_TASK BRIEF_.
List each line of the data that holds the string "heading", please.

#####

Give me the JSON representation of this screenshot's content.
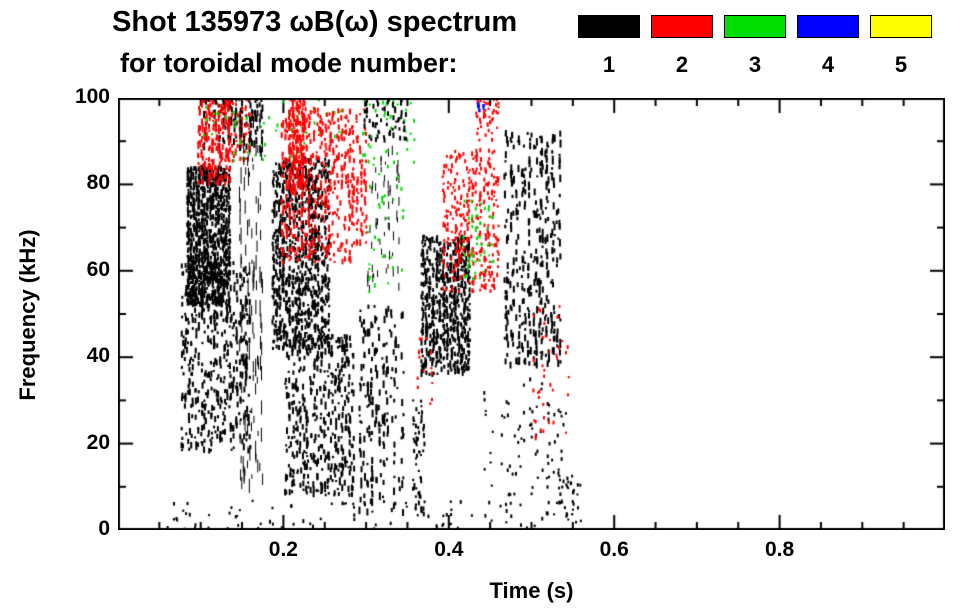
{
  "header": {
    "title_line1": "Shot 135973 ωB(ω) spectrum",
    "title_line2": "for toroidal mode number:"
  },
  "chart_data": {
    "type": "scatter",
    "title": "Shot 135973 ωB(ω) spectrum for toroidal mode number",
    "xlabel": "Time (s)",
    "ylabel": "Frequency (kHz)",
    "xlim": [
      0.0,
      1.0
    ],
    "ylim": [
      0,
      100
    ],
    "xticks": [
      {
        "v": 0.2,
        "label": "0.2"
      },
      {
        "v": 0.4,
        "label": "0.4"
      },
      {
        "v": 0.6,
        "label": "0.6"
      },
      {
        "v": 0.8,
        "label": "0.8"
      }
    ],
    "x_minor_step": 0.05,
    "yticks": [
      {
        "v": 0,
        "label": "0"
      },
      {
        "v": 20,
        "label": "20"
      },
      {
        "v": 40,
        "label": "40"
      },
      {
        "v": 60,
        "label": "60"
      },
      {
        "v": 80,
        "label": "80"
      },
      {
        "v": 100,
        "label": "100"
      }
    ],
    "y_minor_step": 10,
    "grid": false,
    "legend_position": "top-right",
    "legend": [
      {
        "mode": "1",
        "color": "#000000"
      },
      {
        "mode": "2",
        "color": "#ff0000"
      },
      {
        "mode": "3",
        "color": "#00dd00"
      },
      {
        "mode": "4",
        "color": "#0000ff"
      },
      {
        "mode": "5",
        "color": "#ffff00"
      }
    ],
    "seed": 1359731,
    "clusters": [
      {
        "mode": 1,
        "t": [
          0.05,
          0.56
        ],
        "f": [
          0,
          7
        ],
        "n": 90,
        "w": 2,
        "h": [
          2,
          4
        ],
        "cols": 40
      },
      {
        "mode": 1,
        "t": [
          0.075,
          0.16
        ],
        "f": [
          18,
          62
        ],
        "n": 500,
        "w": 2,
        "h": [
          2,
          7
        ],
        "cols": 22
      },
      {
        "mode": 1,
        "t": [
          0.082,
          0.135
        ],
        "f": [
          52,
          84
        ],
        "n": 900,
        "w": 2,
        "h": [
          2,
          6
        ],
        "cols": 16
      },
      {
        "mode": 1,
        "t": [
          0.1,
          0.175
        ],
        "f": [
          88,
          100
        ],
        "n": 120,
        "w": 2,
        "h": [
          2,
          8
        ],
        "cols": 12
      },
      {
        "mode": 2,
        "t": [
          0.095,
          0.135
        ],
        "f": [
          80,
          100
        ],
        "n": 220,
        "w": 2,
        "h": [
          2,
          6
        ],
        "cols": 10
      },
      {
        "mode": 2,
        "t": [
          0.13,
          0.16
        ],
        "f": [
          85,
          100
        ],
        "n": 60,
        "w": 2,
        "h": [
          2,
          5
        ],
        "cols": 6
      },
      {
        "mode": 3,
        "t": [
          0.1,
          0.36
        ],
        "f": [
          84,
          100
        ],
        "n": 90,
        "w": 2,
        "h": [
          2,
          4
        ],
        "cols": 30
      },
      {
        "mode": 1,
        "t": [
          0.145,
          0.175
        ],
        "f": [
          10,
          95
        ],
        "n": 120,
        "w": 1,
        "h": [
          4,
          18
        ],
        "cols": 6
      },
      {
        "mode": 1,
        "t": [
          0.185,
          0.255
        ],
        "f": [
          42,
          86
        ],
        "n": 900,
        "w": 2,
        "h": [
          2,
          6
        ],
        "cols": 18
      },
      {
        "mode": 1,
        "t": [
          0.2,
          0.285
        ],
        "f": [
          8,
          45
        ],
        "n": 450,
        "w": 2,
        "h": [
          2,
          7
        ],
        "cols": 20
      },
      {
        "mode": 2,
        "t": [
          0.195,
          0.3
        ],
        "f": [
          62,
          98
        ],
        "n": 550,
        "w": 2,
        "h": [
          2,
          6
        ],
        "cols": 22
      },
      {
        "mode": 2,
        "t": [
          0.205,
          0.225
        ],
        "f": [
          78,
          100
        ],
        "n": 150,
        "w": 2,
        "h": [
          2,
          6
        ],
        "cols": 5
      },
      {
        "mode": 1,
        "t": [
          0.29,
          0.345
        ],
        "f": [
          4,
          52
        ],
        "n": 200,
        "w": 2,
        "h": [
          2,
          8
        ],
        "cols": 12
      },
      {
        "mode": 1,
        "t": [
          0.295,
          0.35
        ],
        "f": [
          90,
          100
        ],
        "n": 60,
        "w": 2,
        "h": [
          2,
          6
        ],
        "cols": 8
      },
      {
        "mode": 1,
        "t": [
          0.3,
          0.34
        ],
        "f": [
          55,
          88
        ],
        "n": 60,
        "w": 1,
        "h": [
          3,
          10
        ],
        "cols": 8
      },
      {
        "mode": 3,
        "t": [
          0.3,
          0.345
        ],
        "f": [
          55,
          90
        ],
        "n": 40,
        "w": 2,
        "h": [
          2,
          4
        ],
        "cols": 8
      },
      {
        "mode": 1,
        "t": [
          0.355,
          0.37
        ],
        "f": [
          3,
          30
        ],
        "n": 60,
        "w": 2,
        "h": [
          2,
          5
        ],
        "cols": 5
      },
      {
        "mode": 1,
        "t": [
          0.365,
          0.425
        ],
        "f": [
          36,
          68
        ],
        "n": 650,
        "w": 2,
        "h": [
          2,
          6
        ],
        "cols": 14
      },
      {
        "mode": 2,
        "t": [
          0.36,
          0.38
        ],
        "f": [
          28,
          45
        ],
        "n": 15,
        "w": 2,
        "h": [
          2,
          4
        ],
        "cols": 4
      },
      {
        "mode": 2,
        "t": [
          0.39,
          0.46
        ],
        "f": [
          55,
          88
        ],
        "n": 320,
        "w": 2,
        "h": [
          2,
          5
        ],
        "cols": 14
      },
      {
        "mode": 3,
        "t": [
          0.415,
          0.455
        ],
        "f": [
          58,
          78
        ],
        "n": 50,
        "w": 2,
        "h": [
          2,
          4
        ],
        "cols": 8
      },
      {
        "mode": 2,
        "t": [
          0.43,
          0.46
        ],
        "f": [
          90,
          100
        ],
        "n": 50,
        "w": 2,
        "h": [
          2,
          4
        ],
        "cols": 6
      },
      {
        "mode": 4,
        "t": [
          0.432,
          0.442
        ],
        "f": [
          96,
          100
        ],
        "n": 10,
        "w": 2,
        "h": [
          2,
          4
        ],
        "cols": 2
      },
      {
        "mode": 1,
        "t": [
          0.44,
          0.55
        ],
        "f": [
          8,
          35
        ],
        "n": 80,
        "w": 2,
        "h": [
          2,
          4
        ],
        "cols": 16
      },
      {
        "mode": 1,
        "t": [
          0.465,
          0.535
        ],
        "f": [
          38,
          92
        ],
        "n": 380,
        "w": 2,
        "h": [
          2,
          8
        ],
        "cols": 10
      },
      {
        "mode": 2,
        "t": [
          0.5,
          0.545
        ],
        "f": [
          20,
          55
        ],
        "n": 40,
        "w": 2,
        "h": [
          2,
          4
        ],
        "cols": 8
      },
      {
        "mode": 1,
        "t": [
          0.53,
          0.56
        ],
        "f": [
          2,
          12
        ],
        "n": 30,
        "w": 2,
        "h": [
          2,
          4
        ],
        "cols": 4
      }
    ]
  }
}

#####

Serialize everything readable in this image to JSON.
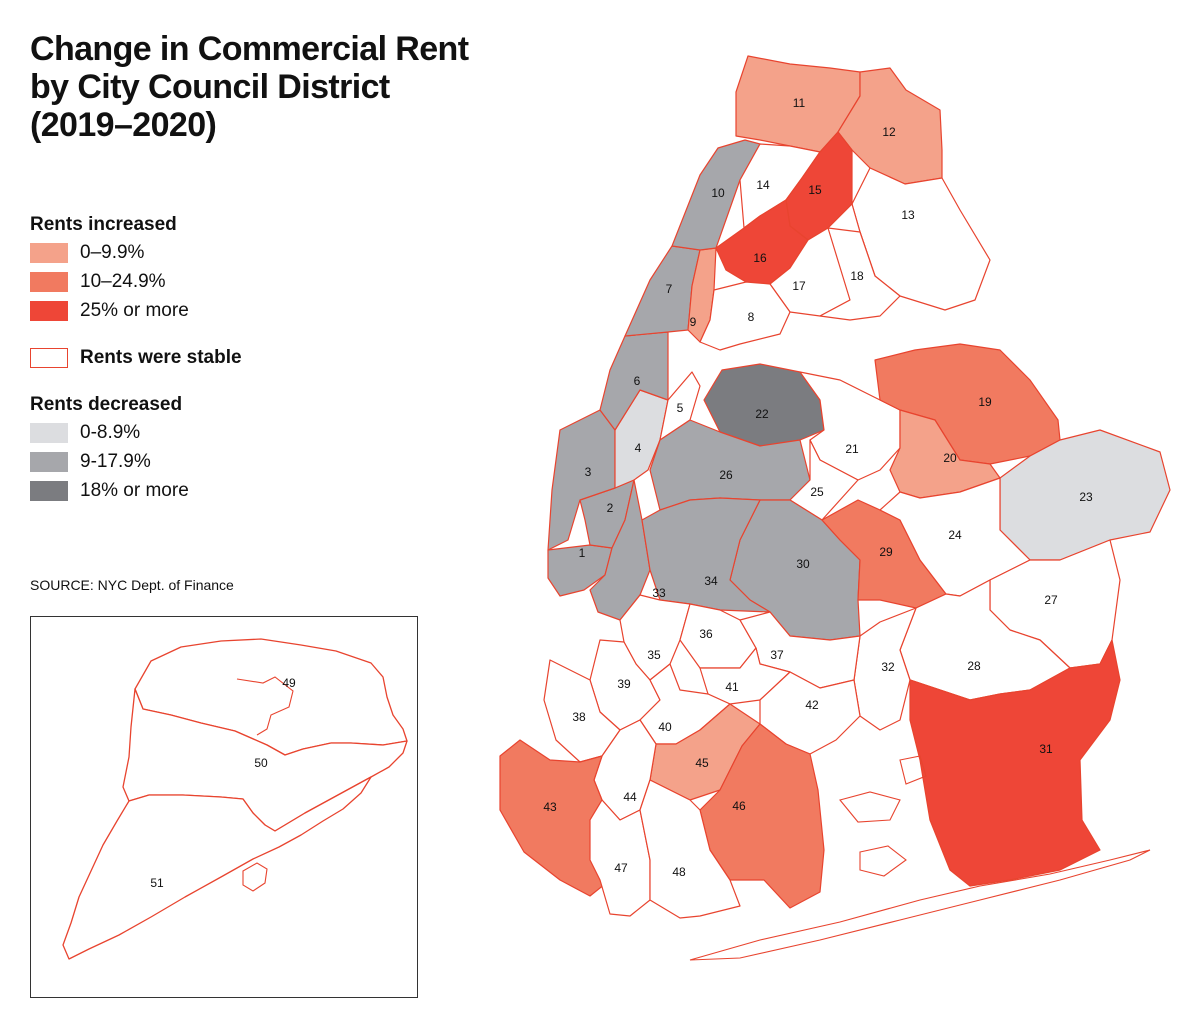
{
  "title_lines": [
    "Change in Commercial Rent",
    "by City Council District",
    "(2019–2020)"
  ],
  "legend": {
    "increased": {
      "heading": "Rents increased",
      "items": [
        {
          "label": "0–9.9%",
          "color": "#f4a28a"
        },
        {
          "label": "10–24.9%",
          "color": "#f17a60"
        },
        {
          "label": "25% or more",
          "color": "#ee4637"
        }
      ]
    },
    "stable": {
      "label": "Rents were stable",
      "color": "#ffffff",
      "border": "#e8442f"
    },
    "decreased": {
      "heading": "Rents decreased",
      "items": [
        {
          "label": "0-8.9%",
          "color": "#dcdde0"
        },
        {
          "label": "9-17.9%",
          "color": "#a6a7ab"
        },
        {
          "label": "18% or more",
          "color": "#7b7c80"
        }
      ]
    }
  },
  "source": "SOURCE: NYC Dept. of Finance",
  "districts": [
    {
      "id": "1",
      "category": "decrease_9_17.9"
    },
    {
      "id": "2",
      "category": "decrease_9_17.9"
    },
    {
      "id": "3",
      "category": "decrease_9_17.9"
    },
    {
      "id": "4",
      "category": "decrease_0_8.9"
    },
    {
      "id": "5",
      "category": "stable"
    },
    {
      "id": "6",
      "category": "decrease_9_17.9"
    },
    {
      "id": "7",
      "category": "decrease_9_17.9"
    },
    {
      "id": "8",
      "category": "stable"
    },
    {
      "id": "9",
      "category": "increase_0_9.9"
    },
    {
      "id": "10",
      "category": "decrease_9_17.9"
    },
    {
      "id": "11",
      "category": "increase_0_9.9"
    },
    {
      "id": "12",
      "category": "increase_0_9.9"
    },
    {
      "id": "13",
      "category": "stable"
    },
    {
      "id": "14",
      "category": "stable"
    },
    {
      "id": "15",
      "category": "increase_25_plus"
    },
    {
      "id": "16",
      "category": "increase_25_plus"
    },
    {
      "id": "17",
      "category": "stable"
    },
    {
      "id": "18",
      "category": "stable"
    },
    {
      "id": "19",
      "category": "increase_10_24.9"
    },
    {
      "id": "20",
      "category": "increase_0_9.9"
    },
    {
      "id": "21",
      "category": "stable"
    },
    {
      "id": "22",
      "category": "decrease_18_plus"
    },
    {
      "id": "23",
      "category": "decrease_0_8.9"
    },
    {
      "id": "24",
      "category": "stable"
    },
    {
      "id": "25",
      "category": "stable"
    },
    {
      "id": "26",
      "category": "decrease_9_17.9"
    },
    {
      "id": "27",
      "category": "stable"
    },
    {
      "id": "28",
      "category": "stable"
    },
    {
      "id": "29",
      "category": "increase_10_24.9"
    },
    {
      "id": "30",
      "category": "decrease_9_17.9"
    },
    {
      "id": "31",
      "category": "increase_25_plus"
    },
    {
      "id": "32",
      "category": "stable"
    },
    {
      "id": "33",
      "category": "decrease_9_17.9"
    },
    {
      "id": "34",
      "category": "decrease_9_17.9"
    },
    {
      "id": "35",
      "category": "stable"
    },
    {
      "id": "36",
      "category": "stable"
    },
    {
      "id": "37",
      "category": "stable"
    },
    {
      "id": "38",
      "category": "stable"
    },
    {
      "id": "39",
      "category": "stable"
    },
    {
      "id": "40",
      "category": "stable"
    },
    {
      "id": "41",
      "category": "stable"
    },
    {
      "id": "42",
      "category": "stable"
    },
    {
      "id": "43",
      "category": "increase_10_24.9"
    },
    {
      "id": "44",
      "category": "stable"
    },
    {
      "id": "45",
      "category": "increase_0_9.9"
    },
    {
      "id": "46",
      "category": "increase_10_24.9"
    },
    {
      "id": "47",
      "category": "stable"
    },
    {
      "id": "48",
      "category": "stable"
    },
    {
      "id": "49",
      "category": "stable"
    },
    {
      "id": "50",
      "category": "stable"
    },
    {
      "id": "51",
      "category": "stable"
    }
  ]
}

#####

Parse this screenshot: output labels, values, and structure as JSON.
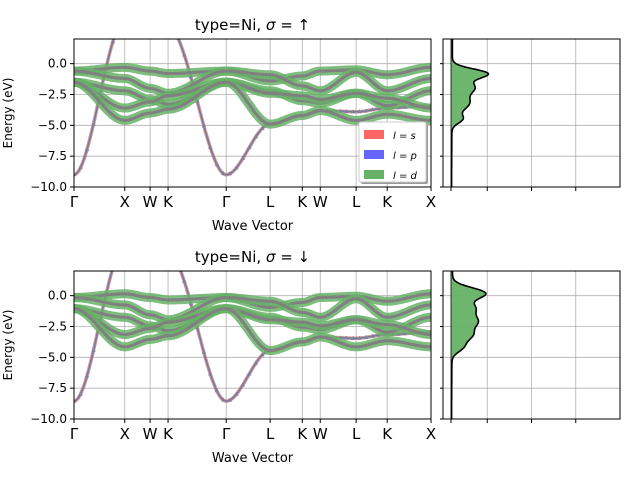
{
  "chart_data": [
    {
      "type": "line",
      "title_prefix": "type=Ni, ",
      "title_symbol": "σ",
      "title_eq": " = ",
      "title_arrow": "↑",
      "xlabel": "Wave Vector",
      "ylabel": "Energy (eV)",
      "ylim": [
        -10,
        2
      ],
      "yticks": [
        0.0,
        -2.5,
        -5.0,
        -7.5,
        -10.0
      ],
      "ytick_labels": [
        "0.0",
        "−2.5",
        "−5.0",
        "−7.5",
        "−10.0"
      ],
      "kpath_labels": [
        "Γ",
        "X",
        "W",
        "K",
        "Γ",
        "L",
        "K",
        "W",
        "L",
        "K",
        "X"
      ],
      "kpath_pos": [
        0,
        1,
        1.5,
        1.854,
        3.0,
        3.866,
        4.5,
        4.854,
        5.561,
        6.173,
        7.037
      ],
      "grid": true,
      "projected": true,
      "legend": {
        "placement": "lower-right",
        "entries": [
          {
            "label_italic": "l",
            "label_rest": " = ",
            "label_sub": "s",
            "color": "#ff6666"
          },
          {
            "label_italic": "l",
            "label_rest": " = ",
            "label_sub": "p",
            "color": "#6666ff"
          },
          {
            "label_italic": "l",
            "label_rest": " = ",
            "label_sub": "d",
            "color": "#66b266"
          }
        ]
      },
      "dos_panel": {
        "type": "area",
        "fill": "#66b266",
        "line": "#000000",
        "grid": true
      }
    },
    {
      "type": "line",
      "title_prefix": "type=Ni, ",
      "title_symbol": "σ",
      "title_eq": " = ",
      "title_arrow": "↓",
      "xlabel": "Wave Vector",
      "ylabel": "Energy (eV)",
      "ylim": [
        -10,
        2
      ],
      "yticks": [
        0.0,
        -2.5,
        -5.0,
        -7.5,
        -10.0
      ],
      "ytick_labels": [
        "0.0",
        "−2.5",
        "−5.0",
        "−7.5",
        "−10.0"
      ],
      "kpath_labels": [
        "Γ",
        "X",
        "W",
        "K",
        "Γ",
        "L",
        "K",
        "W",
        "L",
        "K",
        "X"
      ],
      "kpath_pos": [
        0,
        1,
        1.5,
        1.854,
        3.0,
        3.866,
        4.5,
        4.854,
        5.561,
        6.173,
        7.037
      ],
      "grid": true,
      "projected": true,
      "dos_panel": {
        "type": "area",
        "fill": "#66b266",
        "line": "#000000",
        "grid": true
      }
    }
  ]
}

#####

_TASK RESULT_.
      "heading": "Rents increased",
      "heading": "Rents decreased",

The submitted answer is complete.